WORK INSTRUCTIONS —
Retype the whole listing, please, keeping every line exact and dropping the pictures.
*****
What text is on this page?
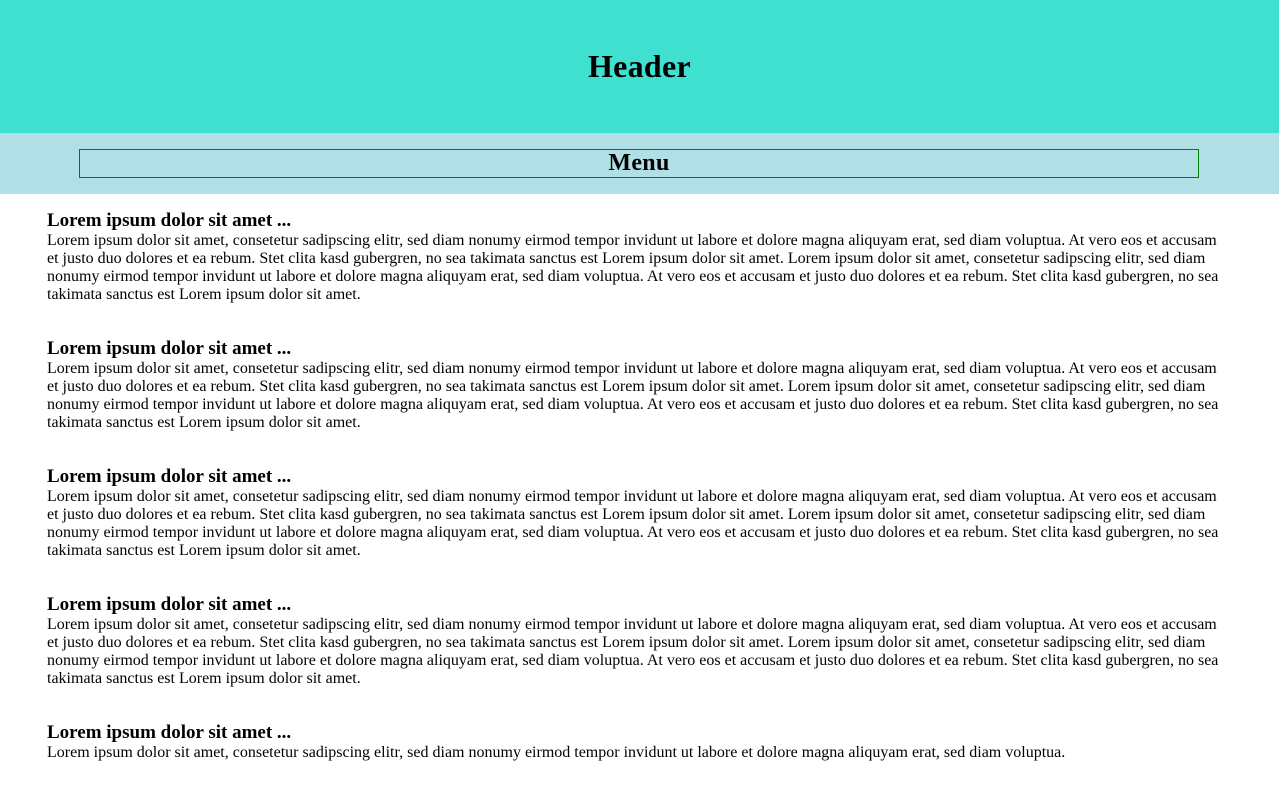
Header
Menu
Lorem ipsum dolor sit amet ...

Lorem ipsum dolor sit amet, consetetur sadipscing elitr, sed diam nonumy eirmod tempor invidunt ut labore et dolore magna aliquyam erat, sed diam voluptua. At vero eos et accusam et justo duo dolores et ea rebum. Stet clita kasd gubergren, no sea takimata sanctus est Lorem ipsum dolor sit amet. Lorem ipsum dolor sit amet, consetetur sadipscing elitr, sed diam nonumy eirmod tempor invidunt ut labore et dolore magna aliquyam erat, sed diam voluptua. At vero eos et accusam et justo duo dolores et ea rebum. Stet clita kasd gubergren, no sea takimata sanctus est Lorem ipsum dolor sit amet.

Lorem ipsum dolor sit amet ...

Lorem ipsum dolor sit amet, consetetur sadipscing elitr, sed diam nonumy eirmod tempor invidunt ut labore et dolore magna aliquyam erat, sed diam voluptua. At vero eos et accusam et justo duo dolores et ea rebum. Stet clita kasd gubergren, no sea takimata sanctus est Lorem ipsum dolor sit amet. Lorem ipsum dolor sit amet, consetetur sadipscing elitr, sed diam nonumy eirmod tempor invidunt ut labore et dolore magna aliquyam erat, sed diam voluptua. At vero eos et accusam et justo duo dolores et ea rebum. Stet clita kasd gubergren, no sea takimata sanctus est Lorem ipsum dolor sit amet.

Lorem ipsum dolor sit amet ...

Lorem ipsum dolor sit amet, consetetur sadipscing elitr, sed diam nonumy eirmod tempor invidunt ut labore et dolore magna aliquyam erat, sed diam voluptua. At vero eos et accusam et justo duo dolores et ea rebum. Stet clita kasd gubergren, no sea takimata sanctus est Lorem ipsum dolor sit amet. Lorem ipsum dolor sit amet, consetetur sadipscing elitr, sed diam nonumy eirmod tempor invidunt ut labore et dolore magna aliquyam erat, sed diam voluptua. At vero eos et accusam et justo duo dolores et ea rebum. Stet clita kasd gubergren, no sea takimata sanctus est Lorem ipsum dolor sit amet.

Lorem ipsum dolor sit amet ...

Lorem ipsum dolor sit amet, consetetur sadipscing elitr, sed diam nonumy eirmod tempor invidunt ut labore et dolore magna aliquyam erat, sed diam voluptua. At vero eos et accusam et justo duo dolores et ea rebum. Stet clita kasd gubergren, no sea takimata sanctus est Lorem ipsum dolor sit amet. Lorem ipsum dolor sit amet, consetetur sadipscing elitr, sed diam nonumy eirmod tempor invidunt ut labore et dolore magna aliquyam erat, sed diam voluptua. At vero eos et accusam et justo duo dolores et ea rebum. Stet clita kasd gubergren, no sea takimata sanctus est Lorem ipsum dolor sit amet.

Lorem ipsum dolor sit amet ...

Lorem ipsum dolor sit amet, consetetur sadipscing elitr, sed diam nonumy eirmod tempor invidunt ut labore et dolore magna aliquyam erat, sed diam voluptua.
*****
EXPECTED ANSWER —
What text is on this page?
Header
Menu
Lorem ipsum dolor sit amet ...

Lorem ipsum dolor sit amet, consetetur sadipscing elitr, sed diam nonumy eirmod tempor invidunt ut labore et dolore magna aliquyam erat, sed diam voluptua. At vero eos et accusam et justo duo dolores et ea rebum. Stet clita kasd gubergren, no sea takimata sanctus est Lorem ipsum dolor sit amet. Lorem ipsum dolor sit amet, consetetur sadipscing elitr, sed diam nonumy eirmod tempor invidunt ut labore et dolore magna aliquyam erat, sed diam voluptua. At vero eos et accusam et justo duo dolores et ea rebum. Stet clita kasd gubergren, no sea takimata sanctus est Lorem ipsum dolor sit amet.

Lorem ipsum dolor sit amet ...

Lorem ipsum dolor sit amet, consetetur sadipscing elitr, sed diam nonumy eirmod tempor invidunt ut labore et dolore magna aliquyam erat, sed diam voluptua. At vero eos et accusam et justo duo dolores et ea rebum. Stet clita kasd gubergren, no sea takimata sanctus est Lorem ipsum dolor sit amet. Lorem ipsum dolor sit amet, consetetur sadipscing elitr, sed diam nonumy eirmod tempor invidunt ut labore et dolore magna aliquyam erat, sed diam voluptua. At vero eos et accusam et justo duo dolores et ea rebum. Stet clita kasd gubergren, no sea takimata sanctus est Lorem ipsum dolor sit amet.

Lorem ipsum dolor sit amet ...

Lorem ipsum dolor sit amet, consetetur sadipscing elitr, sed diam nonumy eirmod tempor invidunt ut labore et dolore magna aliquyam erat, sed diam voluptua. At vero eos et accusam et justo duo dolores et ea rebum. Stet clita kasd gubergren, no sea takimata sanctus est Lorem ipsum dolor sit amet. Lorem ipsum dolor sit amet, consetetur sadipscing elitr, sed diam nonumy eirmod tempor invidunt ut labore et dolore magna aliquyam erat, sed diam voluptua. At vero eos et accusam et justo duo dolores et ea rebum. Stet clita kasd gubergren, no sea takimata sanctus est Lorem ipsum dolor sit amet.

Lorem ipsum dolor sit amet ...

Lorem ipsum dolor sit amet, consetetur sadipscing elitr, sed diam nonumy eirmod tempor invidunt ut labore et dolore magna aliquyam erat, sed diam voluptua. At vero eos et accusam et justo duo dolores et ea rebum. Stet clita kasd gubergren, no sea takimata sanctus est Lorem ipsum dolor sit amet. Lorem ipsum dolor sit amet, consetetur sadipscing elitr, sed diam nonumy eirmod tempor invidunt ut labore et dolore magna aliquyam erat, sed diam voluptua. At vero eos et accusam et justo duo dolores et ea rebum. Stet clita kasd gubergren, no sea takimata sanctus est Lorem ipsum dolor sit amet.

Lorem ipsum dolor sit amet ...

Lorem ipsum dolor sit amet, consetetur sadipscing elitr, sed diam nonumy eirmod tempor invidunt ut labore et dolore magna aliquyam erat, sed diam voluptua.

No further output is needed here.